[Dataset items]

----

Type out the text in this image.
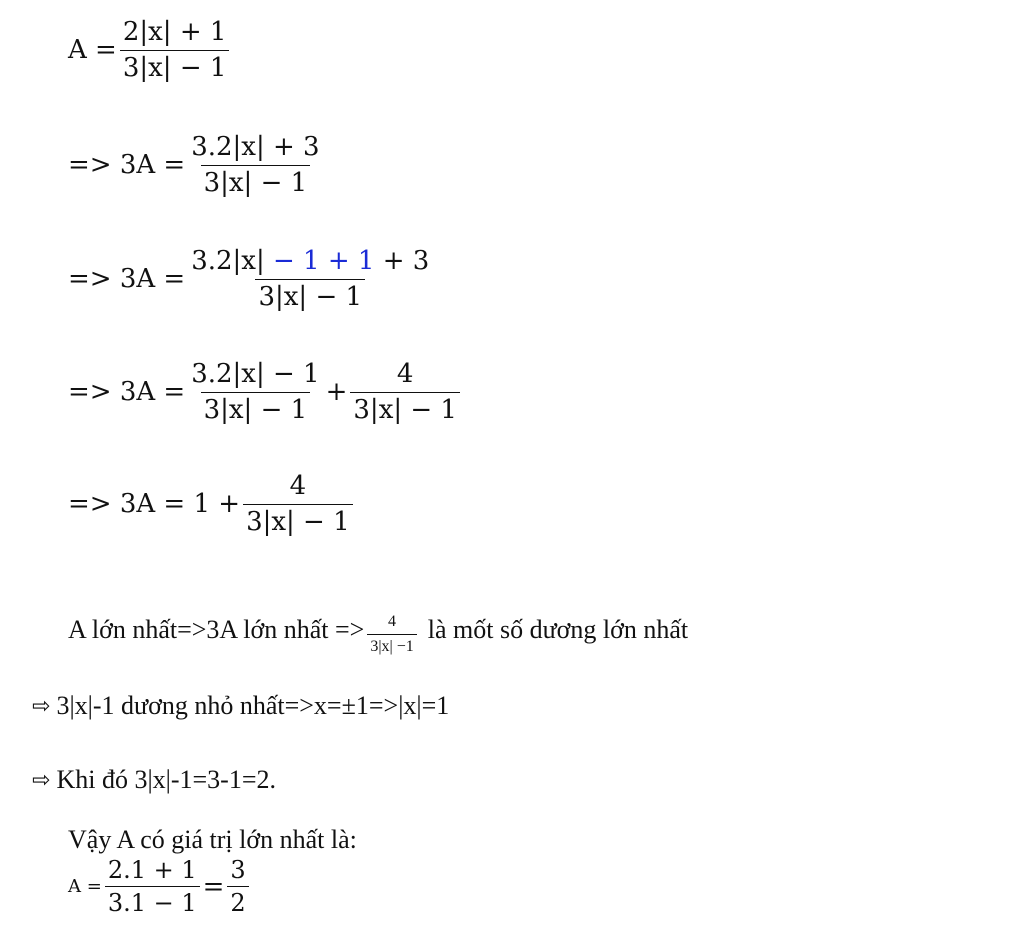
$A = \frac{2|x| + 1}{3|x| - 1}$
=> $3A = \frac{3.2|x| + 3}{3|x| - 1}$
=> $3A = \frac{3.2|x| - 1 + 1 + 3}{3|x| - 1}$
=> $3A = \frac{3.2|x| - 1}{3|x| - 1} + \frac{4}{3|x| - 1}$
=> $3A = 1 + \frac{4}{3|x| - 1}$
A lớn nhất=>3A lớn nhất => $\frac{4}{3|x| -1}$ là mốt số dương lớn nhất
⇨ 3|x|-1 dương nhỏ nhất=>x=±1=>|x|=1
⇨ Khi đó 3|x|-1=3-1=2.
Vậy A có giá trị lớn nhất là:
$A = \frac{2.1 + 1}{3.1 - 1} = \frac{3}{2}$
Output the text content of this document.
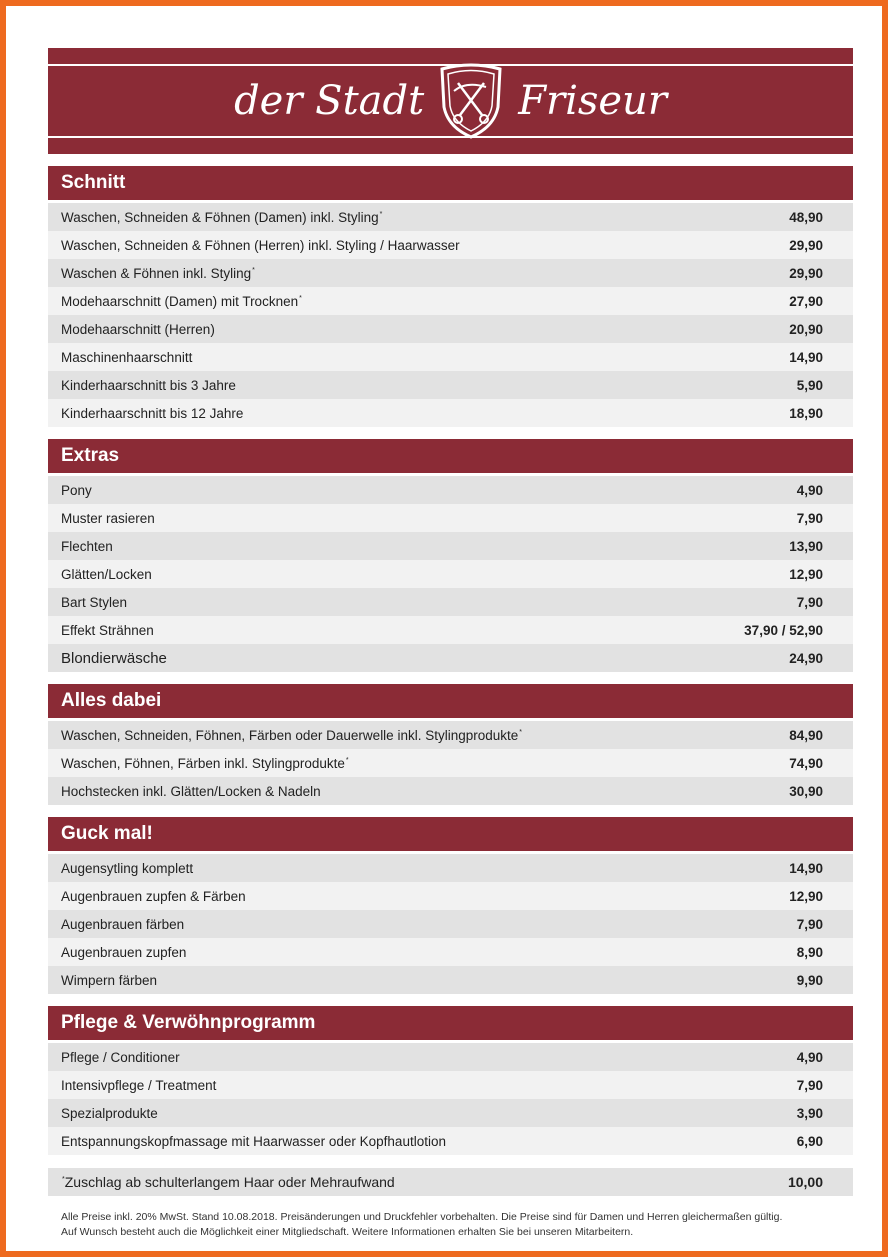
der Stadt Friseur
Schnitt
Waschen, Schneiden & Föhnen (Damen) inkl. Styling*	48,90
Waschen, Schneiden & Föhnen (Herren) inkl. Styling / Haarwasser	29,90
Waschen & Föhnen inkl. Styling*	29,90
Modehaarschnitt (Damen) mit Trocknen*	27,90
Modehaarschnitt (Herren)	20,90
Maschinenhaarschnitt	14,90
Kinderhaarschnitt bis 3 Jahre	5,90
Kinderhaarschnitt bis 12 Jahre	18,90
Extras
Pony	4,90
Muster rasieren	7,90
Flechten	13,90
Glätten/Locken	12,90
Bart Stylen	7,90
Effekt Strähnen	37,90 / 52,90
Blondierwäsche	24,90
Alles dabei
Waschen, Schneiden, Föhnen, Färben oder Dauerwelle inkl. Stylingprodukte*	84,90
Waschen, Föhnen, Färben inkl. Stylingprodukte*	74,90
Hochstecken inkl. Glätten/Locken & Nadeln	30,90
Guck mal!
Augensytling komplett	14,90
Augenbrauen zupfen & Färben	12,90
Augenbrauen färben	7,90
Augenbrauen zupfen	8,90
Wimpern färben	9,90
Pflege & Verwöhnprogramm
Pflege / Conditioner	4,90
Intensivpflege / Treatment	7,90
Spezialprodukte	3,90
Entspannungskopfmassage mit Haarwasser oder Kopfhautlotion	6,90
*Zuschlag ab schulterlangem Haar oder Mehraufwand	10,00
Alle Preise inkl. 20% MwSt. Stand 10.08.2018. Preisänderungen und Druckfehler vorbehalten. Die Preise sind für Damen und Herren gleichermaßen gültig.
Auf Wunsch besteht auch die Möglichkeit einer Mitgliedschaft. Weitere Informationen erhalten Sie bei unseren Mitarbeitern.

----

**GIVEN INSTRUCTION**
Reproduce each entry verbatim, excluding any embedded images.

**RESPONSE TO THE TASK**
Type out the text in this image.
$A = \frac{2|x| + 1}{3|x| - 1}$
=> $3A = \frac{3.2|x| + 3}{3|x| - 1}$
=> $3A = \frac{3.2|x| - 1 + 1 + 3}{3|x| - 1}$
=> $3A = \frac{3.2|x| - 1}{3|x| - 1} + \frac{4}{3|x| - 1}$
=> $3A = 1 + \frac{4}{3|x| - 1}$
A lớn nhất=>3A lớn nhất => $\frac{4}{3|x| -1}$ là mốt số dương lớn nhất
⇨ 3|x|-1 dương nhỏ nhất=>x=±1=>|x|=1
⇨ Khi đó 3|x|-1=3-1=2.
Vậy A có giá trị lớn nhất là:
$A = \frac{2.1 + 1}{3.1 - 1} = \frac{3}{2}$
Output the text content of this document.
der Stadt Friseur
Schnitt
Waschen, Schneiden & Föhnen (Damen) inkl. Styling*	48,90
Waschen, Schneiden & Föhnen (Herren) inkl. Styling / Haarwasser	29,90
Waschen & Föhnen inkl. Styling*	29,90
Modehaarschnitt (Damen) mit Trocknen*	27,90
Modehaarschnitt (Herren)	20,90
Maschinenhaarschnitt	14,90
Kinderhaarschnitt bis 3 Jahre	5,90
Kinderhaarschnitt bis 12 Jahre	18,90
Extras
Pony	4,90
Muster rasieren	7,90
Flechten	13,90
Glätten/Locken	12,90
Bart Stylen	7,90
Effekt Strähnen	37,90 / 52,90
Blondierwäsche	24,90
Alles dabei
Waschen, Schneiden, Föhnen, Färben oder Dauerwelle inkl. Stylingprodukte*	84,90
Waschen, Föhnen, Färben inkl. Stylingprodukte*	74,90
Hochstecken inkl. Glätten/Locken & Nadeln	30,90
Guck mal!
Augensytling komplett	14,90
Augenbrauen zupfen & Färben	12,90
Augenbrauen färben	7,90
Augenbrauen zupfen	8,90
Wimpern färben	9,90
Pflege & Verwöhnprogramm
Pflege / Conditioner	4,90
Intensivpflege / Treatment	7,90
Spezialprodukte	3,90
Entspannungskopfmassage mit Haarwasser oder Kopfhautlotion	6,90
*Zuschlag ab schulterlangem Haar oder Mehraufwand	10,00
Alle Preise inkl. 20% MwSt. Stand 10.08.2018. Preisänderungen und Druckfehler vorbehalten. Die Preise sind für Damen und Herren gleichermaßen gültig.
Auf Wunsch besteht auch die Möglichkeit einer Mitgliedschaft. Weitere Informationen erhalten Sie bei unseren Mitarbeitern.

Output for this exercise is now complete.